● **Exercise requirements**
Locate each line containing the string "this" and copy it out.

(Records from a collection)
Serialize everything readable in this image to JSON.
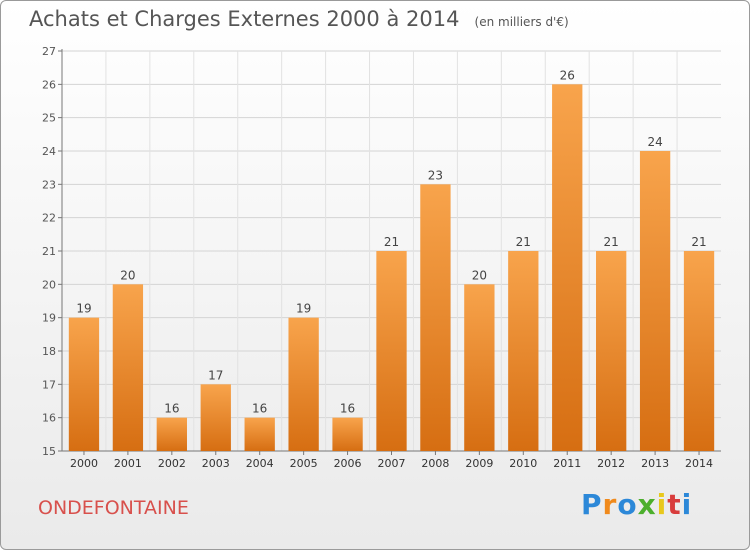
{
  "chart_data": {
    "type": "bar",
    "title": "Achats et Charges Externes 2000 à 2014",
    "subtitle": "(en milliers d'€)",
    "categories": [
      "2000",
      "2001",
      "2002",
      "2003",
      "2004",
      "2005",
      "2006",
      "2007",
      "2008",
      "2009",
      "2010",
      "2011",
      "2012",
      "2013",
      "2014"
    ],
    "values": [
      19,
      20,
      16,
      17,
      16,
      19,
      16,
      21,
      23,
      20,
      21,
      26,
      21,
      24,
      21
    ],
    "ylim": [
      15,
      27
    ],
    "yticks": [
      15,
      16,
      17,
      18,
      19,
      20,
      21,
      22,
      23,
      24,
      25,
      26,
      27
    ],
    "grid": true,
    "bar_color": "#f29437"
  },
  "footer": {
    "commune": "ONDEFONTAINE",
    "brand": [
      "P",
      "r",
      "o",
      "x",
      "i",
      "t",
      "i"
    ]
  },
  "colors": {
    "brand_letters": [
      "#2c88d8",
      "#f08a1c",
      "#2c88d8",
      "#4caf2c",
      "#e8c81c",
      "#d83c3c",
      "#2c88d8"
    ]
  }
}
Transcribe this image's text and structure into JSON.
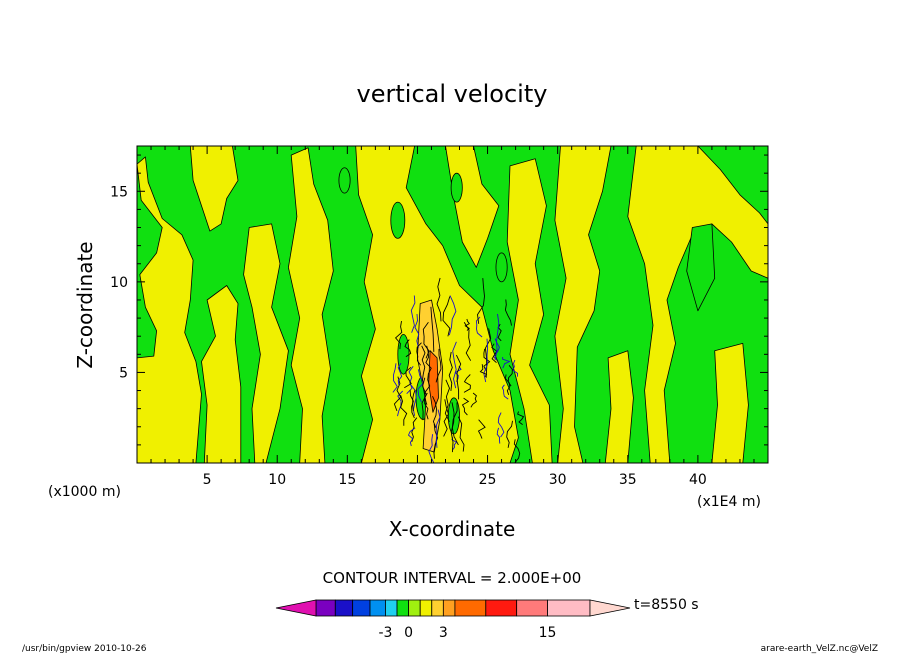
{
  "chart_data": {
    "type": "heatmap",
    "title": "vertical velocity",
    "xlabel": "X-coordinate",
    "ylabel": "Z-coordinate",
    "x_unit_label": "(x1E4 m)",
    "y_unit_label": "(x1000 m)",
    "xlim": [
      0,
      45
    ],
    "ylim": [
      0,
      17.5
    ],
    "x_ticks": [
      5,
      10,
      15,
      20,
      25,
      30,
      35,
      40
    ],
    "y_ticks": [
      5,
      10,
      15
    ],
    "x_tick_labels": [
      "5",
      "10",
      "15",
      "20",
      "25",
      "30",
      "35",
      "40"
    ],
    "y_tick_labels": [
      "5",
      "10",
      "15"
    ],
    "contour_interval_text": "CONTOUR INTERVAL = 2.000E+00",
    "colorbar": {
      "colors": [
        "#e010b0",
        "#7a00c0",
        "#1a10c8",
        "#0040e0",
        "#0090f0",
        "#20d0f0",
        "#10e010",
        "#a0f010",
        "#f0f000",
        "#ffd030",
        "#ffa020",
        "#ff6a00",
        "#ff1a10",
        "#ff7a7a",
        "#ffbcc4",
        "#ffd8d0"
      ],
      "tick_labels": [
        "-3",
        "0",
        "3",
        "15"
      ]
    },
    "time_label": "t=8550 s",
    "dominant_field": {
      "positive_fill": "#f0f000",
      "negative_fill": "#10e010",
      "updraft_core_x_range": [
        20,
        22
      ],
      "updraft_core_z_range": [
        0,
        9
      ],
      "turbulent_x_range": [
        17,
        29
      ]
    }
  },
  "footer": {
    "left": "/usr/bin/gpview  2010-10-26",
    "right": "arare-earth_VelZ.nc@VelZ"
  }
}
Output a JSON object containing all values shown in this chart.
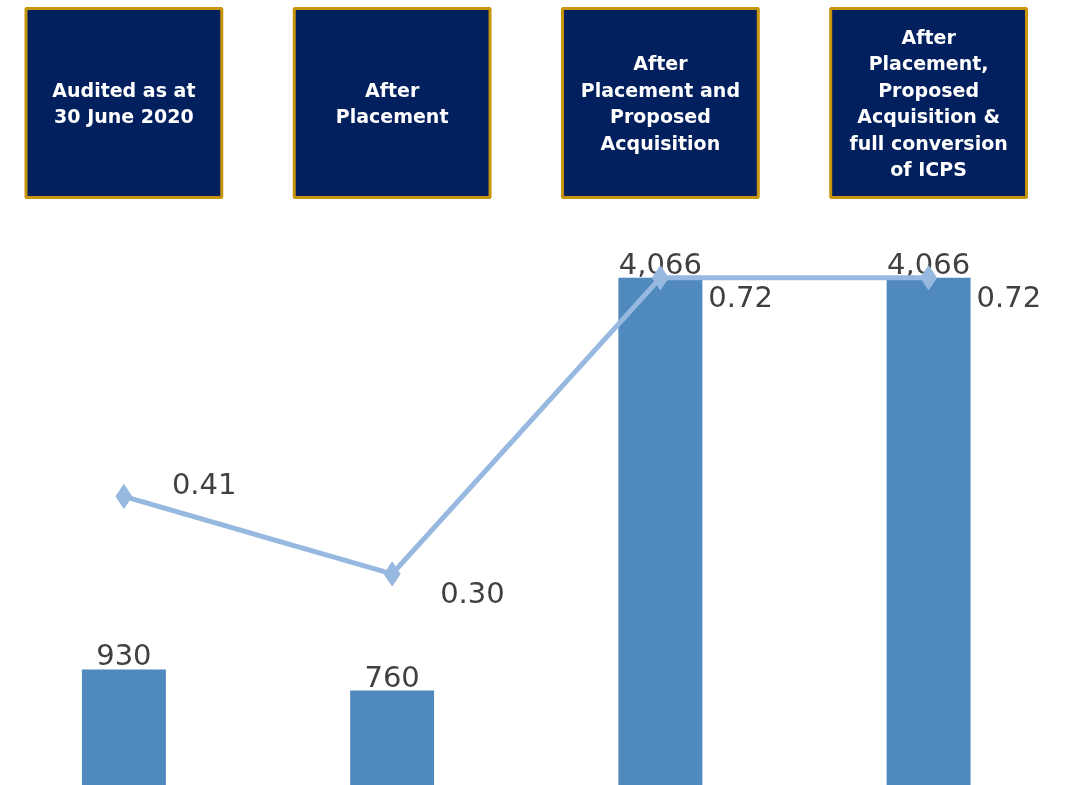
{
  "chart_data": {
    "type": "bar",
    "categories": [
      "Audited as at\n30 June 2020",
      "After\nPlacement",
      "After\nPlacement and\nProposed\nAcquisition",
      "After\nPlacement,\nProposed\nAcquisition &\nfull conversion\nof ICPS"
    ],
    "series": [
      {
        "color": "#4f89bd",
        "values": [
          930,
          760,
          4066,
          4066
        ],
        "value_labels": [
          "930",
          "760",
          "4,066",
          "4,066"
        ]
      },
      {
        "type": "line",
        "axis": "y2",
        "color": "#97b9e0",
        "marker": "diamond",
        "values": [
          0.41,
          0.3,
          0.72,
          0.72
        ],
        "value_labels": [
          "0.41",
          "0.30",
          "0.72",
          "0.72"
        ]
      }
    ],
    "tick_labels": false,
    "grid": false
  }
}
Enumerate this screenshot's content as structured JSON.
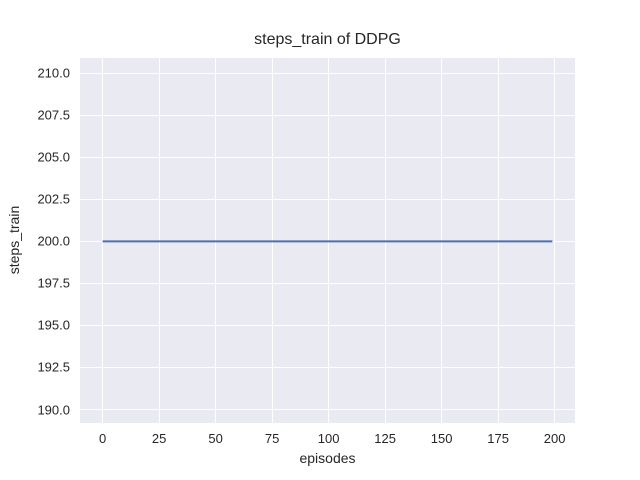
{
  "chart_data": {
    "type": "line",
    "title": "steps_train of DDPG",
    "xlabel": "episodes",
    "ylabel": "steps_train",
    "xlim": [
      -10,
      209
    ],
    "ylim": [
      189.2,
      210.9
    ],
    "xticks": [
      0,
      25,
      50,
      75,
      100,
      125,
      150,
      175,
      200
    ],
    "xtick_labels": [
      "0",
      "25",
      "50",
      "75",
      "100",
      "125",
      "150",
      "175",
      "200"
    ],
    "yticks": [
      190.0,
      192.5,
      195.0,
      197.5,
      200.0,
      202.5,
      205.0,
      207.5,
      210.0
    ],
    "ytick_labels": [
      "190.0",
      "192.5",
      "195.0",
      "197.5",
      "200.0",
      "202.5",
      "205.0",
      "207.5",
      "210.0"
    ],
    "grid": true,
    "legend": false,
    "series": [
      {
        "name": "steps_train",
        "x": [
          0,
          199
        ],
        "y": [
          200,
          200
        ],
        "color": "#4c72b0",
        "line_width": 2
      }
    ],
    "style": {
      "figure_background": "#ffffff",
      "plot_background": "#eaeaf2",
      "grid_color": "#ffffff",
      "text_color": "#262626"
    }
  }
}
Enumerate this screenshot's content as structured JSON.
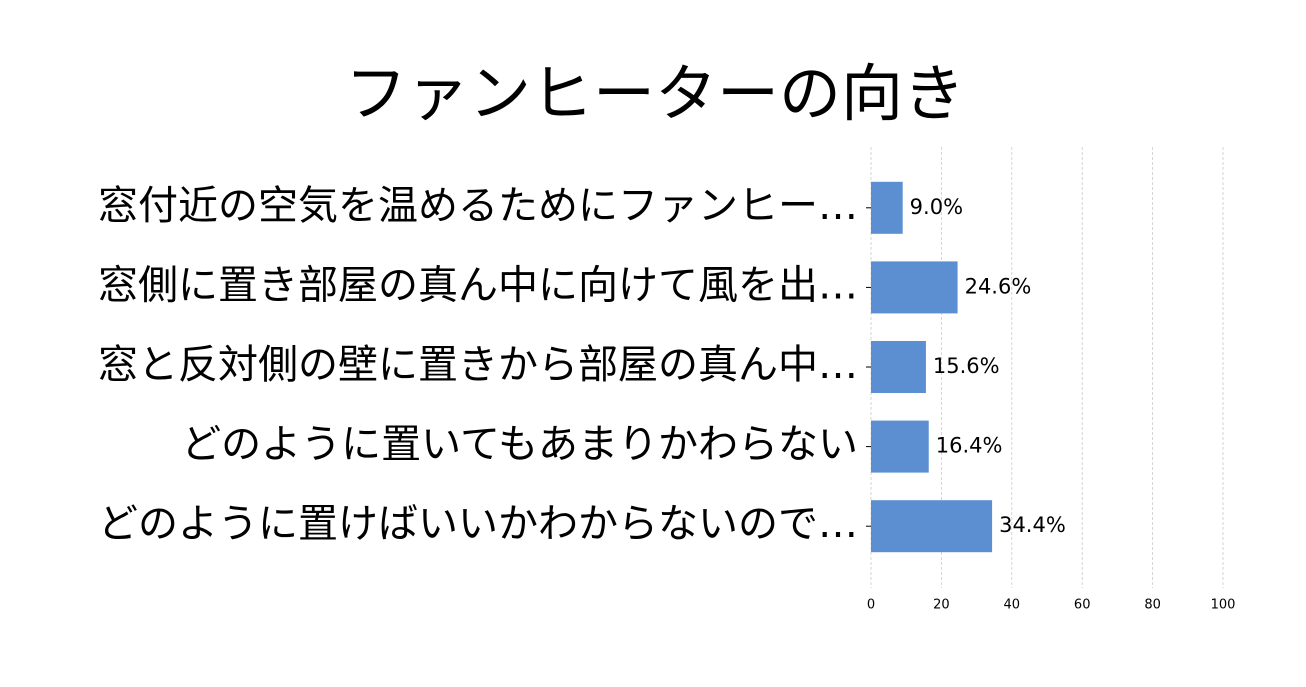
{
  "chart_data": {
    "type": "barh",
    "title": "ファンヒーターの向き",
    "categories": [
      "窓付近の空気を温めるためにファンヒー…",
      "窓側に置き部屋の真ん中に向けて風を出…",
      "窓と反対側の壁に置きから部屋の真ん中…",
      "どのように置いてもあまりかわらない",
      "どのように置けばいいかわからないので…"
    ],
    "values": [
      9.0,
      24.6,
      15.6,
      16.4,
      34.4
    ],
    "value_labels": [
      "9.0%",
      "24.6%",
      "15.6%",
      "16.4%",
      "34.4%"
    ],
    "color": "#5b8fd1",
    "xlim": [
      0,
      100
    ],
    "xticks": [
      0,
      20,
      40,
      60,
      80,
      100
    ],
    "grid": true
  }
}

● **Output of the exercise**
Serialize everything readable in this image to JSON.
Transcribe this image's text and structure into JSON.
Output a JSON object containing all values shown in this chart.
Enumerate this screenshot's content as structured JSON.
Enumerate this screenshot's content as structured JSON.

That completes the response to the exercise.